begin RECORDS PROVIDED

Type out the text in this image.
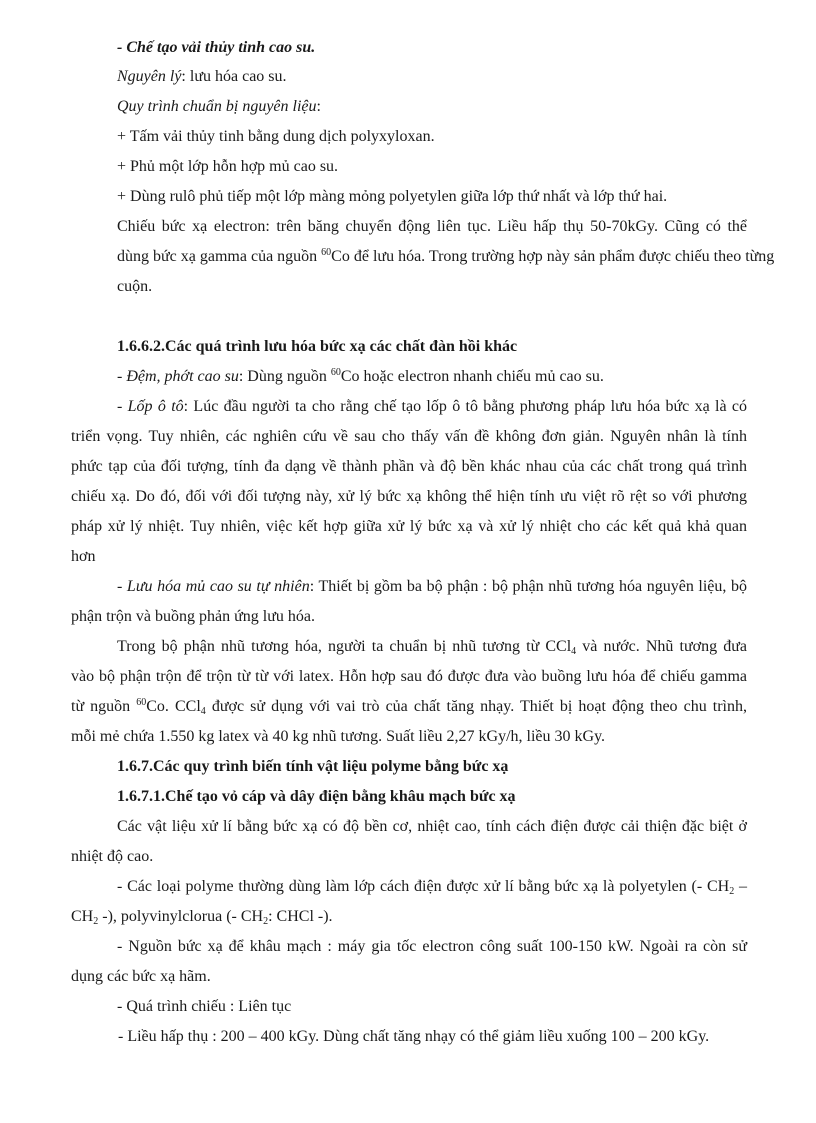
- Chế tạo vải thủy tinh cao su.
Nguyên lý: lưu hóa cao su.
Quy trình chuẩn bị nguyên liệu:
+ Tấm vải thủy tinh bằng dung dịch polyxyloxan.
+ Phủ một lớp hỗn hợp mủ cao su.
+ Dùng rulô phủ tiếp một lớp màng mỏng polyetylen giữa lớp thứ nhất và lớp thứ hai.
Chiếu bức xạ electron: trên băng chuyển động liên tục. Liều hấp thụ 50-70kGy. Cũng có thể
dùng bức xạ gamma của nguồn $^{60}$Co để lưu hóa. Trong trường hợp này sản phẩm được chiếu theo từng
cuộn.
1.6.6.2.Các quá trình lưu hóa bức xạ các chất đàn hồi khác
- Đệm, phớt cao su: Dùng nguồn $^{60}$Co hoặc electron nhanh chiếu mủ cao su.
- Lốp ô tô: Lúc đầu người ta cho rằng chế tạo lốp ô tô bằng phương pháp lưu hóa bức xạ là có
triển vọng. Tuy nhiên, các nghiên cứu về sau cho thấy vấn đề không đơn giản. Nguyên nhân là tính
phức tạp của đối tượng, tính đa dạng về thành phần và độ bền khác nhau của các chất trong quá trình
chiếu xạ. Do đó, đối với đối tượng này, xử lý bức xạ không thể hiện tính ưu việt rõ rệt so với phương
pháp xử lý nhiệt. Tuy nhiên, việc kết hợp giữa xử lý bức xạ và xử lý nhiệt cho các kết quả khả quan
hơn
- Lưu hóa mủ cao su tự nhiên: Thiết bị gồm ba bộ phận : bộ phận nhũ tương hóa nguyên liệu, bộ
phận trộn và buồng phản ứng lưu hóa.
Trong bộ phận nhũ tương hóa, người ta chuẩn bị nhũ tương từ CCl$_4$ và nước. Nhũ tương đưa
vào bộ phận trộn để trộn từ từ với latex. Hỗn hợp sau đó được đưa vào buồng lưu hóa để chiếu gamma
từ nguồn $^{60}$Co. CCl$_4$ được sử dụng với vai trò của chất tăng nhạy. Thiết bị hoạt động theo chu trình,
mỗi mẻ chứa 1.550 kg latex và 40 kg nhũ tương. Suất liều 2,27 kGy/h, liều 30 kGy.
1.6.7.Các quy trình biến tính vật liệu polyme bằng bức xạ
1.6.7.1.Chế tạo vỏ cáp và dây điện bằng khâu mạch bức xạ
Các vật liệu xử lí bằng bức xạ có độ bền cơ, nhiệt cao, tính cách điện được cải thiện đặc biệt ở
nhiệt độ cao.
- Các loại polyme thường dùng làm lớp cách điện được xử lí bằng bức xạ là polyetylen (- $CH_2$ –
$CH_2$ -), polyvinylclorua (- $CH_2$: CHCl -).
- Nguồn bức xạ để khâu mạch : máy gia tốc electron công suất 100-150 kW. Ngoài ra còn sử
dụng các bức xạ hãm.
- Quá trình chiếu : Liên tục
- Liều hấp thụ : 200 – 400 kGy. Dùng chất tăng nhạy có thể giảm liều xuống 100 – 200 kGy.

end RECORDS PROVIDED

▶ **DO THIS**
Repeat the listing above exactly, with no pictures.

▶ **RESPONSE TO THE EXERCISE**
Type out the text in this image.
- Chế tạo vải thủy tinh cao su.
Nguyên lý: lưu hóa cao su.
Quy trình chuẩn bị nguyên liệu:
+ Tấm vải thủy tinh bằng dung dịch polyxyloxan.
+ Phủ một lớp hỗn hợp mủ cao su.
+ Dùng rulô phủ tiếp một lớp màng mỏng polyetylen giữa lớp thứ nhất và lớp thứ hai.
Chiếu bức xạ electron: trên băng chuyển động liên tục. Liều hấp thụ 50-70kGy. Cũng có thể
dùng bức xạ gamma của nguồn $^{60}$Co để lưu hóa. Trong trường hợp này sản phẩm được chiếu theo từng
cuộn.
1.6.6.2.Các quá trình lưu hóa bức xạ các chất đàn hồi khác
- Đệm, phớt cao su: Dùng nguồn $^{60}$Co hoặc electron nhanh chiếu mủ cao su.
- Lốp ô tô: Lúc đầu người ta cho rằng chế tạo lốp ô tô bằng phương pháp lưu hóa bức xạ là có
triển vọng. Tuy nhiên, các nghiên cứu về sau cho thấy vấn đề không đơn giản. Nguyên nhân là tính
phức tạp của đối tượng, tính đa dạng về thành phần và độ bền khác nhau của các chất trong quá trình
chiếu xạ. Do đó, đối với đối tượng này, xử lý bức xạ không thể hiện tính ưu việt rõ rệt so với phương
pháp xử lý nhiệt. Tuy nhiên, việc kết hợp giữa xử lý bức xạ và xử lý nhiệt cho các kết quả khả quan
hơn
- Lưu hóa mủ cao su tự nhiên: Thiết bị gồm ba bộ phận : bộ phận nhũ tương hóa nguyên liệu, bộ
phận trộn và buồng phản ứng lưu hóa.
Trong bộ phận nhũ tương hóa, người ta chuẩn bị nhũ tương từ CCl$_4$ và nước. Nhũ tương đưa
vào bộ phận trộn để trộn từ từ với latex. Hỗn hợp sau đó được đưa vào buồng lưu hóa để chiếu gamma
từ nguồn $^{60}$Co. CCl$_4$ được sử dụng với vai trò của chất tăng nhạy. Thiết bị hoạt động theo chu trình,
mỗi mẻ chứa 1.550 kg latex và 40 kg nhũ tương. Suất liều 2,27 kGy/h, liều 30 kGy.
1.6.7.Các quy trình biến tính vật liệu polyme bằng bức xạ
1.6.7.1.Chế tạo vỏ cáp và dây điện bằng khâu mạch bức xạ
Các vật liệu xử lí bằng bức xạ có độ bền cơ, nhiệt cao, tính cách điện được cải thiện đặc biệt ở
nhiệt độ cao.
- Các loại polyme thường dùng làm lớp cách điện được xử lí bằng bức xạ là polyetylen (- $CH_2$ –
$CH_2$ -), polyvinylclorua (- $CH_2$: CHCl -).
- Nguồn bức xạ để khâu mạch : máy gia tốc electron công suất 100-150 kW. Ngoài ra còn sử
dụng các bức xạ hãm.
- Quá trình chiếu : Liên tục
- Liều hấp thụ : 200 – 400 kGy. Dùng chất tăng nhạy có thể giảm liều xuống 100 – 200 kGy.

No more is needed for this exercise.